(Dataset entries)
— BEGIN —
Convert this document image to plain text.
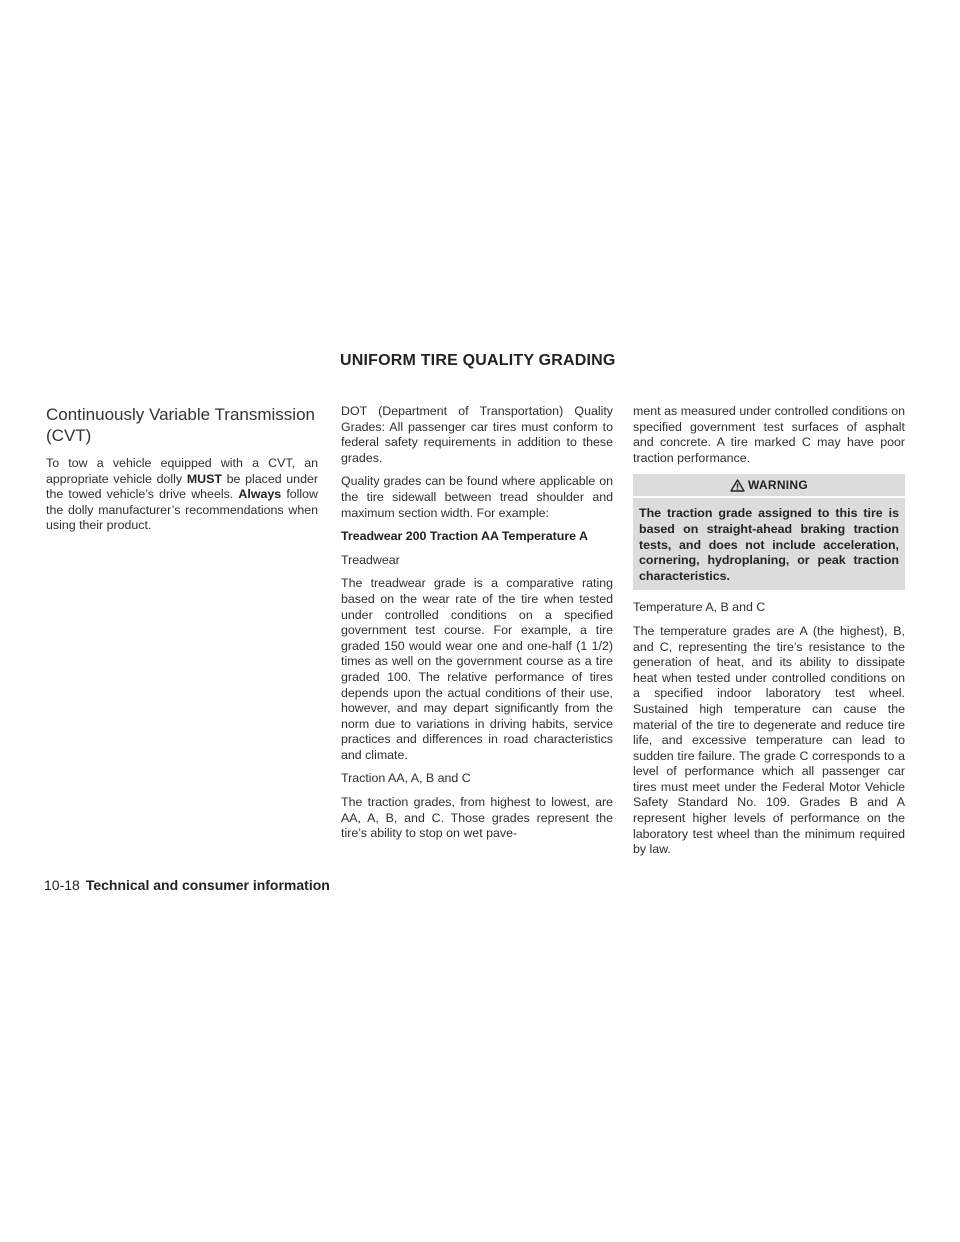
UNIFORM TIRE QUALITY GRADING
Continuously Variable Transmission (CVT)

To tow a vehicle equipped with a CVT, an appropriate vehicle dolly MUST be placed under the towed vehicle’s drive wheels. Always follow the dolly manufacturer’s recommendations when using their product.

DOT (Department of Transportation) Quality Grades: All passenger car tires must conform to federal safety requirements in addition to these grades.

Quality grades can be found where applicable on the tire sidewall between tread shoulder and maximum section width. For example:

Treadwear 200 Traction AA Temperature A

Treadwear

The treadwear grade is a comparative rating based on the wear rate of the tire when tested under controlled conditions on a specified government test course. For example, a tire graded 150 would wear one and one-half (1 1/2) times as well on the government course as a tire graded 100. The relative performance of tires depends upon the actual conditions of their use, however, and may depart significantly from the norm due to variations in driving habits, service practices and differences in road characteristics and climate.

Traction AA, A, B and C

The traction grades, from highest to lowest, are AA, A, B, and C. Those grades represent the tire’s ability to stop on wet pave-

ment as measured under controlled conditions on specified government test surfaces of asphalt and concrete. A tire marked C may have poor traction performance.

WARNING
The traction grade assigned to this tire is based on straight-ahead braking traction tests, and does not include acceleration, cornering, hydroplaning, or peak traction characteristics.

Temperature A, B and C

The temperature grades are A (the highest), B, and C, representing the tire’s resistance to the generation of heat, and its ability to dissipate heat when tested under controlled conditions on a specified indoor laboratory test wheel. Sustained high temperature can cause the material of the tire to degenerate and reduce tire life, and excessive temperature can lead to sudden tire failure. The grade C corresponds to a level of performance which all passenger car tires must meet under the Federal Motor Vehicle Safety Standard No. 109. Grades B and A represent higher levels of performance on the laboratory test wheel than the minimum required by law.

10-18 Technical and consumer information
— END —
> Work to be completed: Omit the pictures and restate the rest of the records verbatim.

> Solution to this exercise:
Convert this document image to plain text.
UNIFORM TIRE QUALITY GRADING
Continuously Variable Transmission (CVT)

To tow a vehicle equipped with a CVT, an appropriate vehicle dolly MUST be placed under the towed vehicle’s drive wheels. Always follow the dolly manufacturer’s recommendations when using their product.

DOT (Department of Transportation) Quality Grades: All passenger car tires must conform to federal safety requirements in addition to these grades.

Quality grades can be found where applicable on the tire sidewall between tread shoulder and maximum section width. For example:

Treadwear 200 Traction AA Temperature A

Treadwear

The treadwear grade is a comparative rating based on the wear rate of the tire when tested under controlled conditions on a specified government test course. For example, a tire graded 150 would wear one and one-half (1 1/2) times as well on the government course as a tire graded 100. The relative performance of tires depends upon the actual conditions of their use, however, and may depart significantly from the norm due to variations in driving habits, service practices and differences in road characteristics and climate.

Traction AA, A, B and C

The traction grades, from highest to lowest, are AA, A, B, and C. Those grades represent the tire’s ability to stop on wet pave-

ment as measured under controlled conditions on specified government test surfaces of asphalt and concrete. A tire marked C may have poor traction performance.

WARNING
The traction grade assigned to this tire is based on straight-ahead braking traction tests, and does not include acceleration, cornering, hydroplaning, or peak traction characteristics.

Temperature A, B and C

The temperature grades are A (the highest), B, and C, representing the tire’s resistance to the generation of heat, and its ability to dissipate heat when tested under controlled conditions on a specified indoor laboratory test wheel. Sustained high temperature can cause the material of the tire to degenerate and reduce tire life, and excessive temperature can lead to sudden tire failure. The grade C corresponds to a level of performance which all passenger car tires must meet under the Federal Motor Vehicle Safety Standard No. 109. Grades B and A represent higher levels of performance on the laboratory test wheel than the minimum required by law.

10-18 Technical and consumer information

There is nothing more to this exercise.